Task instructions -
Your reply should be one number: the count of lines holding the word "Közlemények".

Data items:
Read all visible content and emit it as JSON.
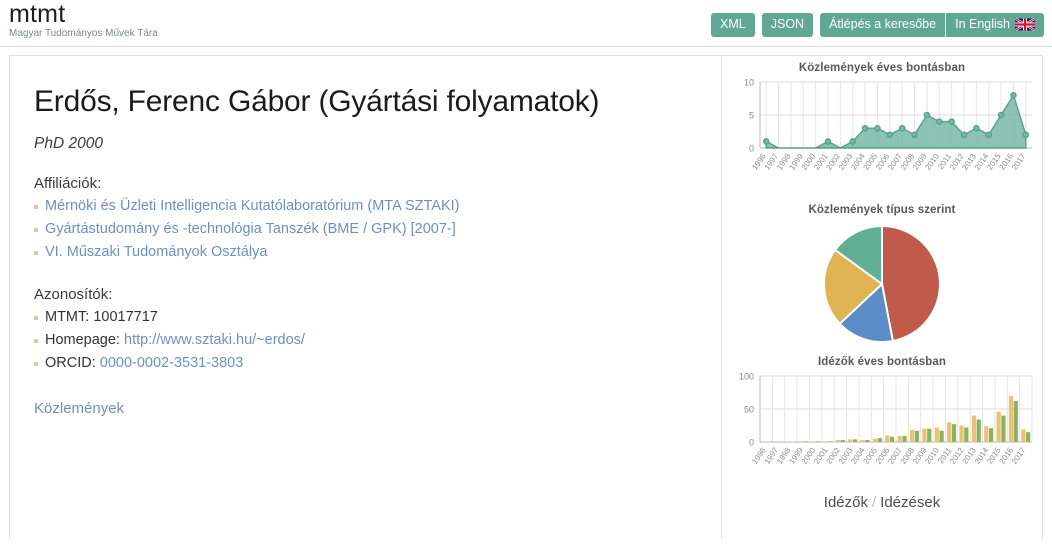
{
  "header": {
    "brand_title": "mtmt",
    "brand_subtitle": "Magyar Tudományos Művek Tára",
    "buttons": [
      {
        "id": "xml",
        "label": "XML"
      },
      {
        "id": "json",
        "label": "JSON"
      },
      {
        "id": "search",
        "label": "Átlépés a keresőbe"
      },
      {
        "id": "lang",
        "label": "In English",
        "icon": "uk-flag-icon"
      }
    ]
  },
  "profile": {
    "name": "Erdős, Ferenc Gábor (Gyártási folyamatok)",
    "degree": "PhD 2000",
    "affiliations_label": "Affiliációk:",
    "affiliations": [
      "Mérnöki és Üzleti Intelligencia Kutatólaboratórium (MTA SZTAKI)",
      "Gyártástudomány és -technológia Tanszék (BME / GPK) [2007-]",
      "VI. Műszaki Tudományok Osztálya"
    ],
    "identifiers_label": "Azonosítók:",
    "identifiers": [
      {
        "label": "MTMT:",
        "value": "10017717",
        "is_link": false
      },
      {
        "label": "Homepage:",
        "value": "http://www.sztaki.hu/~erdos/",
        "is_link": true
      },
      {
        "label": "ORCID:",
        "value": "0000-0002-3531-3803",
        "is_link": true
      }
    ],
    "publications_link": "Közlemények"
  },
  "right_panel": {
    "footer": {
      "citers_label": "Idézők",
      "separator": "/",
      "citations_label": "Idézések"
    }
  },
  "colors": {
    "accent_green": "#60a894",
    "area_fill": "#79b8a4",
    "area_line": "#55a08a",
    "pie_red": "#c05a4b",
    "pie_blue": "#5a8cc6",
    "pie_yellow": "#e0b452",
    "pie_green": "#61b096",
    "bar_tan": "#e8c377",
    "bar_green": "#8cb35c",
    "link_blue": "#6f8fc4",
    "bullet": "#cfcfa9"
  },
  "chart_data": [
    {
      "id": "publications-per-year",
      "type": "area",
      "title": "Közlemények éves bontásban",
      "xlabel": "",
      "ylabel": "",
      "ylim": [
        0,
        10
      ],
      "yticks": [
        0,
        5,
        10
      ],
      "grid": true,
      "categories": [
        "1996",
        "1997",
        "1998",
        "1999",
        "2000",
        "2001",
        "2002",
        "2003",
        "2004",
        "2005",
        "2006",
        "2007",
        "2008",
        "2009",
        "2010",
        "2011",
        "2012",
        "2013",
        "2014",
        "2015",
        "2016",
        "2017"
      ],
      "values": [
        1,
        0,
        0,
        0,
        0,
        1,
        0,
        1,
        3,
        3,
        2,
        3,
        2,
        5,
        4,
        4,
        2,
        3,
        2,
        5,
        8,
        2
      ]
    },
    {
      "id": "publications-by-type",
      "type": "pie",
      "title": "Közlemények típus szerint",
      "legend": "none",
      "slices": [
        {
          "name": "slice-1",
          "value": 47,
          "color": "#c05a4b"
        },
        {
          "name": "slice-2",
          "value": 16,
          "color": "#5a8cc6"
        },
        {
          "name": "slice-3",
          "value": 22,
          "color": "#e0b452"
        },
        {
          "name": "slice-4",
          "value": 15,
          "color": "#61b096"
        }
      ]
    },
    {
      "id": "citers-per-year",
      "type": "bar",
      "title": "Idézők éves bontásban",
      "xlabel": "",
      "ylabel": "",
      "ylim": [
        0,
        100
      ],
      "yticks": [
        0,
        50,
        100
      ],
      "grid": true,
      "categories": [
        "1996",
        "1997",
        "1998",
        "1999",
        "2000",
        "2001",
        "2002",
        "2003",
        "2004",
        "2005",
        "2006",
        "2007",
        "2008",
        "2009",
        "2010",
        "2011",
        "2012",
        "2013",
        "2014",
        "2015",
        "2016",
        "2017"
      ],
      "series": [
        {
          "name": "idézők",
          "color": "#e8c377",
          "values": [
            0,
            0,
            0,
            1,
            1,
            1,
            3,
            4,
            3,
            5,
            10,
            9,
            18,
            20,
            22,
            30,
            25,
            40,
            24,
            46,
            70,
            19
          ]
        },
        {
          "name": "idézések",
          "color": "#8cb35c",
          "values": [
            0,
            0,
            0,
            1,
            1,
            1,
            3,
            4,
            3,
            6,
            8,
            9,
            17,
            20,
            17,
            27,
            22,
            34,
            21,
            40,
            62,
            15
          ]
        }
      ]
    }
  ]
}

Answer for the task -
3